SELECTED EXCERPT >>

Sennen Cove RNLI volunteers thank local community following storm damage

Lifeboats News Release

The volunteer crew at Sennen Cove RNLI have expressed their heartfelt thanks to the local community for their support following the significant damage caused to the lifeboat station during Storm Eunice last week.

James Loveridge Photography

Sennen Cove RNLI roof damage during Storm Eunice last week.

And, as the clear-up continues, the RNLI is launching an appeal to help fund some of the repair work required to keep its volunteers safe and the lifeboats on service. The charity aims to raise £100,000 towards the cost of repairing the roof of the Sennen Cove lifeboat station.

During last Friday’s storm (18 February) the station sustained serious damage when the metal roof cladding blew off. Fortunately nobody was injured, and the station was evacuated and the lifeboat put on restricted service. The RNLI’s estates team worked hard with station volunteers to enable both Tamar and D class lifeboats to go back on service on Saturday afternoon, in time for the half term break.

TASKS AND EXERCISES >>
1. Please return the part of the storm damage news release starting at "Sennen Cove RNLI volunteers" and ending at "station during Storm Eunice last week.".
2. Translate this sentence from the storm damage news release into Spanish: "Fortunately nobody was injured, and the station was evacuated and the lifeboat put on restricted service."
3. Turn the paragraph of the storm damage news release that opens with "During last Friday’s storm" into a short bulleted list of its main facts.

MATERIAL SHOWN >>
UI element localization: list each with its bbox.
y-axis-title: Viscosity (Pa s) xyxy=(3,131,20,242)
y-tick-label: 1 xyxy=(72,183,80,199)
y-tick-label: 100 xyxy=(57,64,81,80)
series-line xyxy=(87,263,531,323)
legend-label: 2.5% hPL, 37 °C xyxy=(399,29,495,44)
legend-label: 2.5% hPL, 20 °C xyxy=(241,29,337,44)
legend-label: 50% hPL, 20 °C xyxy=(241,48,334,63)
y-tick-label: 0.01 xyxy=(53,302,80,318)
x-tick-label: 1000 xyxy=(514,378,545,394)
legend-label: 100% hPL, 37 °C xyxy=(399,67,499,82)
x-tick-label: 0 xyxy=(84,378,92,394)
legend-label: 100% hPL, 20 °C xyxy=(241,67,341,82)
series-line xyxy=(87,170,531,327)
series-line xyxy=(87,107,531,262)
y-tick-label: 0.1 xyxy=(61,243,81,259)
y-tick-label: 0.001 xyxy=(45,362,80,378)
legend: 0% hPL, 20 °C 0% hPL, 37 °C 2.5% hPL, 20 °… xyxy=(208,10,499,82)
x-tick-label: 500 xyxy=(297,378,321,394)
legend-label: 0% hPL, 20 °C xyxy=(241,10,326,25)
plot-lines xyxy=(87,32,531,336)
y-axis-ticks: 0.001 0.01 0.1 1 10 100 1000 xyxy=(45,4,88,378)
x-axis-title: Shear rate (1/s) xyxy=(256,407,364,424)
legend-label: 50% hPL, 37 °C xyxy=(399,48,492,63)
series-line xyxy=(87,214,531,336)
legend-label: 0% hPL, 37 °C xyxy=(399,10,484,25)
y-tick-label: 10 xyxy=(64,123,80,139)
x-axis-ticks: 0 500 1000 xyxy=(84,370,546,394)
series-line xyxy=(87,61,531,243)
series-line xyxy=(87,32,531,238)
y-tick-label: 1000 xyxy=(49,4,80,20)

* * *

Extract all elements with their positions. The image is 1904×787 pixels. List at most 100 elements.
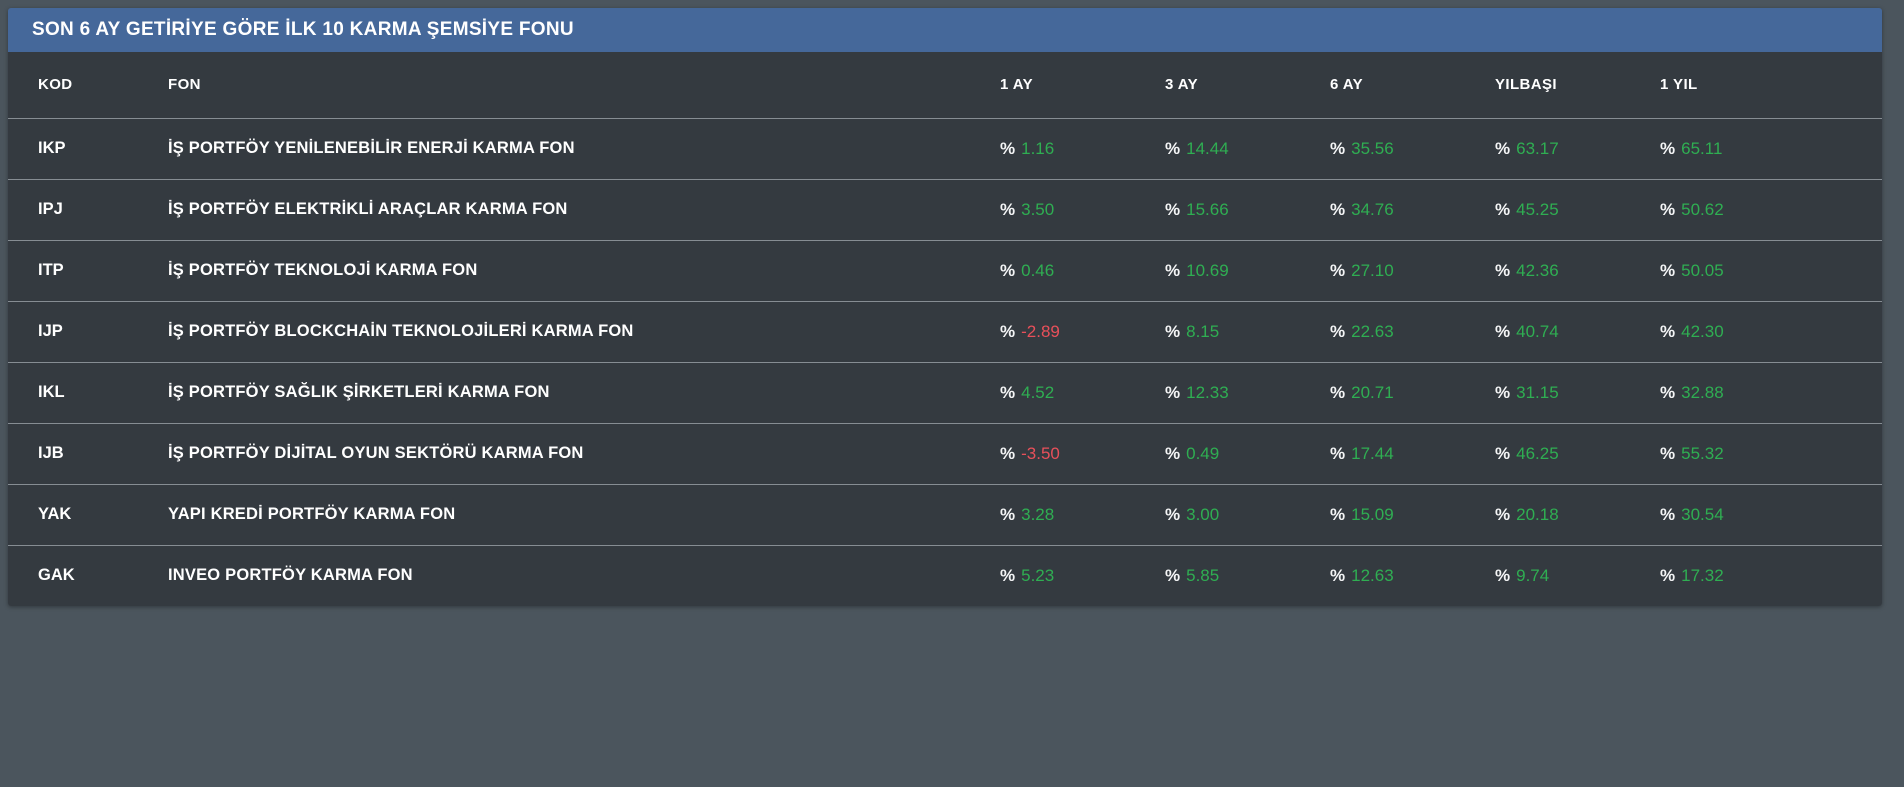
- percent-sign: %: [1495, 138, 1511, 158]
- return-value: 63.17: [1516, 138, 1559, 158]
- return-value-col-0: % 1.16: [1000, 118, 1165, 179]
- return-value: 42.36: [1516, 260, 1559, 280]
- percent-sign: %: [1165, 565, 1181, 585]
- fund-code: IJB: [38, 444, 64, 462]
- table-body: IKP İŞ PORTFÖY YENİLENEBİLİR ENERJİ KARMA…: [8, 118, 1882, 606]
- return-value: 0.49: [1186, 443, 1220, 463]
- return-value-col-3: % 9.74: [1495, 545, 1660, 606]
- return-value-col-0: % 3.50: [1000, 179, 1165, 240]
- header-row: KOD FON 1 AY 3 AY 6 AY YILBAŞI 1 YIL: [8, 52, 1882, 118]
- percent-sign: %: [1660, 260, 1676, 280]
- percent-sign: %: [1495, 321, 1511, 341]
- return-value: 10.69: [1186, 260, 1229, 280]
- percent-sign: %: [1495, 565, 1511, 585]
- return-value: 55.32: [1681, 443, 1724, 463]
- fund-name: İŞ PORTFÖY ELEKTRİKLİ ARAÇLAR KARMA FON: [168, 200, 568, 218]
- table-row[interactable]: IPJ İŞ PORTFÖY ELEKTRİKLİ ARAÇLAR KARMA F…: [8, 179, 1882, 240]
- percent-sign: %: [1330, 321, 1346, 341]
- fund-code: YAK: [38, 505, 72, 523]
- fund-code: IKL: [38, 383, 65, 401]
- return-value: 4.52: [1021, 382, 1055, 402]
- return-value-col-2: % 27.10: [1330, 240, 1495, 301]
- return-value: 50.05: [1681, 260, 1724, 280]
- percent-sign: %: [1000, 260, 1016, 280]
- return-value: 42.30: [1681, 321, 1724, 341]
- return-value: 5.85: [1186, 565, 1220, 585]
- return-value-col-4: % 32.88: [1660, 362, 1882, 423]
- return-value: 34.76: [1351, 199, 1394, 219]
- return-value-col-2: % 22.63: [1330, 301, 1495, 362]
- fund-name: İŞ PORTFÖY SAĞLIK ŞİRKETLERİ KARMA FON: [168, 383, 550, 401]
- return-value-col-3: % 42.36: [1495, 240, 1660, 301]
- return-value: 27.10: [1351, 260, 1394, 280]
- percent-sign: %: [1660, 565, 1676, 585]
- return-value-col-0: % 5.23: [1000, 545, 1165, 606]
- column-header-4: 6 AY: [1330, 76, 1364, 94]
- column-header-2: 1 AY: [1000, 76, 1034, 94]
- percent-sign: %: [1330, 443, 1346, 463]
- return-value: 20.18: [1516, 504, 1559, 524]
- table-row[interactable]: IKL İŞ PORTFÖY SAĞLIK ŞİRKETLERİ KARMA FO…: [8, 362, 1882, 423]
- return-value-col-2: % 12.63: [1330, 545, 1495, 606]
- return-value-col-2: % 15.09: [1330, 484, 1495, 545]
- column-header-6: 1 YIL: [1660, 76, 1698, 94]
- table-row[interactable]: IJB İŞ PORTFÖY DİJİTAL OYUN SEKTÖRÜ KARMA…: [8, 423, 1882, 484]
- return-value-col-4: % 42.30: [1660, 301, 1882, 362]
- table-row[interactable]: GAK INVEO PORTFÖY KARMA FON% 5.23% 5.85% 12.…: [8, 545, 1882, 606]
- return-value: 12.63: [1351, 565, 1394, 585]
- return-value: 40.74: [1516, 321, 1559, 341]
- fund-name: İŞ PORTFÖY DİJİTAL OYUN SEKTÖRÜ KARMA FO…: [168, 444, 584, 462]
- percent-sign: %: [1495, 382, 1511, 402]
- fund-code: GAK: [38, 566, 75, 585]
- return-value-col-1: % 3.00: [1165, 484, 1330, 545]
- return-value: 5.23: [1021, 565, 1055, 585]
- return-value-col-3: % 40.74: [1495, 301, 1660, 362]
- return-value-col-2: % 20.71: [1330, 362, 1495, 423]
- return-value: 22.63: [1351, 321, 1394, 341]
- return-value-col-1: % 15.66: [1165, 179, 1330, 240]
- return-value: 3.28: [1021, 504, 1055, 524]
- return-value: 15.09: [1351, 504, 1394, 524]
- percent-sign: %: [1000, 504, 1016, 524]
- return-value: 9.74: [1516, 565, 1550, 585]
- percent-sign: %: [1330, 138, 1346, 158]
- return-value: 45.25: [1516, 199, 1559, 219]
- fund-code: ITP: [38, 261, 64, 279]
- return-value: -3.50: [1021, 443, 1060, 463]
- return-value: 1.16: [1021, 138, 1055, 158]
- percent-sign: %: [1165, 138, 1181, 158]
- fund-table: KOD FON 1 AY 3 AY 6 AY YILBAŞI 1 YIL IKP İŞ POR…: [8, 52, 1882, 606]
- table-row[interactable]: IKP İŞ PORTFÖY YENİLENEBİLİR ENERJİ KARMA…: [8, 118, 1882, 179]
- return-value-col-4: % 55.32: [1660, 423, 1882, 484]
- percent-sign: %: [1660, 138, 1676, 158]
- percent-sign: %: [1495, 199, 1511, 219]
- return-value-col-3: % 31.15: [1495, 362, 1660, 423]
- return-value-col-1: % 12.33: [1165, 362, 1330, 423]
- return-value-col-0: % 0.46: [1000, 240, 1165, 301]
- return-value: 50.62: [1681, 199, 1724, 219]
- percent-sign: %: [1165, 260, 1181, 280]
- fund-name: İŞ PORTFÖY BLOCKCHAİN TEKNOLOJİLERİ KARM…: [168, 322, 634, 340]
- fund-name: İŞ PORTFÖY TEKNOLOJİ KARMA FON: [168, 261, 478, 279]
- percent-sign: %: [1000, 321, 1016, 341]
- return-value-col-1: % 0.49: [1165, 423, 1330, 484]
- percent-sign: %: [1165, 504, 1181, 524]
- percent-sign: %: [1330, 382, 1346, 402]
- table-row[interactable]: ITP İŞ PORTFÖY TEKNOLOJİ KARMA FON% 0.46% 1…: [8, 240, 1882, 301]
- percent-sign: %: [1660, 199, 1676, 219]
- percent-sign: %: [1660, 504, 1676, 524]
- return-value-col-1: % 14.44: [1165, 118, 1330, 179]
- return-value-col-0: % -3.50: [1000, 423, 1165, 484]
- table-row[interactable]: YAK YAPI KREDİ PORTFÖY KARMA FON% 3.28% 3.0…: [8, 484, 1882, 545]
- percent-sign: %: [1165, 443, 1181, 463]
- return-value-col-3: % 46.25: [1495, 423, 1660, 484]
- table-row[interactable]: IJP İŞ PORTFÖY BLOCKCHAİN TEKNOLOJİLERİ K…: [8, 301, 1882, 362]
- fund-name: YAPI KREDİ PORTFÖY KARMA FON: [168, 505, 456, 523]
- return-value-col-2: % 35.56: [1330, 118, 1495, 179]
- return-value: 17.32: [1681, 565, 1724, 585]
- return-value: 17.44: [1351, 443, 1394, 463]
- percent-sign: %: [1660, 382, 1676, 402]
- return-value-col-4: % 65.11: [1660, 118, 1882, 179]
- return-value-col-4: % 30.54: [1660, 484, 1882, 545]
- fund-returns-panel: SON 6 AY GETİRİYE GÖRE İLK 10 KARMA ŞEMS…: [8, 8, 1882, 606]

PER-TASK ANSWERS >>
1.
Sennen Cove RNLI volunteers thank local community following storm damage

Lifeboats News Release

The volunteer crew at Sennen Cove RNLI have expressed their heartfelt thanks to the local community for their support following the significant damage caused to the lifeboat station during Storm Eunice last week.

2. Afortunadamente, nadie resultó herido; se evacuó la estación y el bote salvavidas quedó en servicio restringido.

3.
- During the storm on Friday, 18 February, the station's metal roof cladding blew off, causing serious damage.
- Nobody was injured.
- The station was evacuated, and the lifeboat was put on restricted service.
- The RNLI's estates team and station volunteers got both the Tamar and D class lifeboats back on service on Saturday afternoon, in time for the half term break.